● **Data**
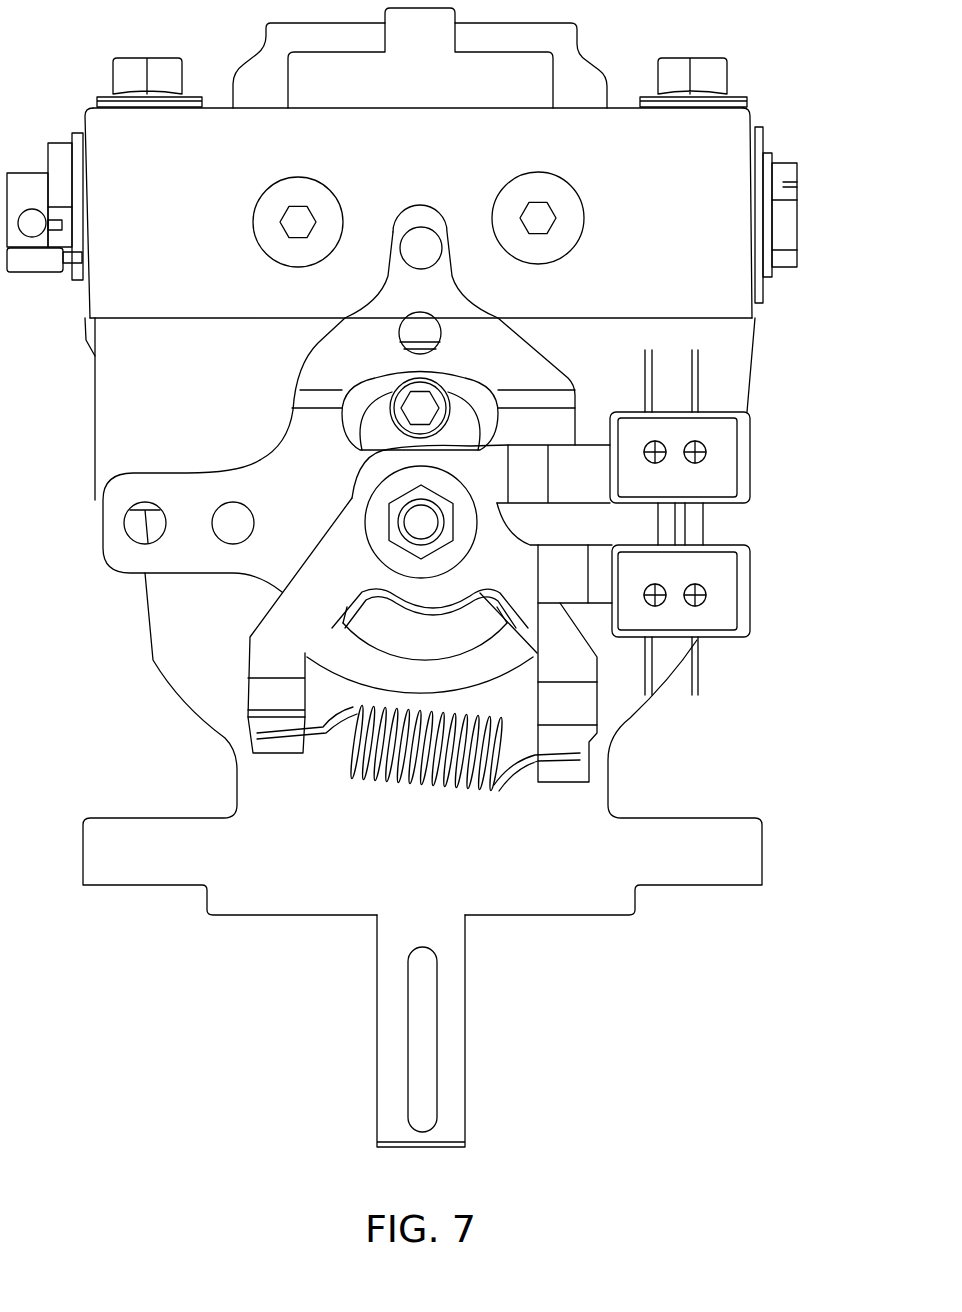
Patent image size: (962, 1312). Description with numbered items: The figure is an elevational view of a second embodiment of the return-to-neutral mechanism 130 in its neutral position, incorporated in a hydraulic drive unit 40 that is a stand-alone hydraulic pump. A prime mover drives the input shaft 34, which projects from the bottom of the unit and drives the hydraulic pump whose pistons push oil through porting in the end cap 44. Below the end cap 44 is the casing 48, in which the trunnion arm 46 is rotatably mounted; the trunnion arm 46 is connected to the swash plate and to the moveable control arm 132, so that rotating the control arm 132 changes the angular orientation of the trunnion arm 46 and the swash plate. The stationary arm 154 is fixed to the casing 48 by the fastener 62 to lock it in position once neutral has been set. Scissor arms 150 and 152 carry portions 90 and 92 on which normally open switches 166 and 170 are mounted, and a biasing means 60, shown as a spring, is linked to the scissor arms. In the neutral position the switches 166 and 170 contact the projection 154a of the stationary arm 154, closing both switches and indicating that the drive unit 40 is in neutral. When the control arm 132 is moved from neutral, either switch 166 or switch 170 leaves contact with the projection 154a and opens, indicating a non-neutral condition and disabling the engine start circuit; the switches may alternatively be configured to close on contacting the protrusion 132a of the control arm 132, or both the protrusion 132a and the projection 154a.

The hydraulic drive unit 40 is at (773, 64).
The end cap 44 is at (177, 224).
The casing 48 is at (192, 404).
The fastener 62 is at (396, 391).
The control arm 132 is at (504, 361).
The trunnion arm 46 is at (421, 522).
The scissor arm 152 is at (604, 487).
The switch 170 is at (713, 491).
The portion of scissor arm 92 is at (747, 458).
The protrusion 132a is at (660, 522).
The projection 154a is at (700, 522).
The switch 166 is at (713, 577).
The portion of scissor arm 90 is at (747, 590).
The scissor arm 150 is at (589, 587).
The stationary arm 154 is at (446, 691).
The return-to-neutral mechanism 130 is at (200, 625).
The biasing means 60 is at (420, 788).
The input shaft 34 is at (467, 1030).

● **Requirements**
Retype everything from the start of the items down to and including the line containing "The switch 166 is at (713, 577).", leaving the pictures out of your answer.

● **The output**
Patent image size: (962, 1312). Description with numbered items: The figure is an elevational view of a second embodiment of the return-to-neutral mechanism 130 in its neutral position, incorporated in a hydraulic drive unit 40 that is a stand-alone hydraulic pump. A prime mover drives the input shaft 34, which projects from the bottom of the unit and drives the hydraulic pump whose pistons push oil through porting in the end cap 44. Below the end cap 44 is the casing 48, in which the trunnion arm 46 is rotatably mounted; the trunnion arm 46 is connected to the swash plate and to the moveable control arm 132, so that rotating the control arm 132 changes the angular orientation of the trunnion arm 46 and the swash plate. The stationary arm 154 is fixed to the casing 48 by the fastener 62 to lock it in position once neutral has been set. Scissor arms 150 and 152 carry portions 90 and 92 on which normally open switches 166 and 170 are mounted, and a biasing means 60, shown as a spring, is linked to the scissor arms. In the neutral position the switches 166 and 170 contact the projection 154a of the stationary arm 154, closing both switches and indicating that the drive unit 40 is in neutral. When the control arm 132 is moved from neutral, either switch 166 or switch 170 leaves contact with the projection 154a and opens, indicating a non-neutral condition and disabling the engine start circuit; the switches may alternatively be configured to close on contacting the protrusion 132a of the control arm 132, or both the protrusion 132a and the projection 154a.

The hydraulic drive unit 40 is at (773, 64).
The end cap 44 is at (177, 224).
The casing 48 is at (192, 404).
The fastener 62 is at (396, 391).
The control arm 132 is at (504, 361).
The trunnion arm 46 is at (421, 522).
The scissor arm 152 is at (604, 487).
The switch 170 is at (713, 491).
The portion of scissor arm 92 is at (747, 458).
The protrusion 132a is at (660, 522).
The projection 154a is at (700, 522).
The switch 166 is at (713, 577).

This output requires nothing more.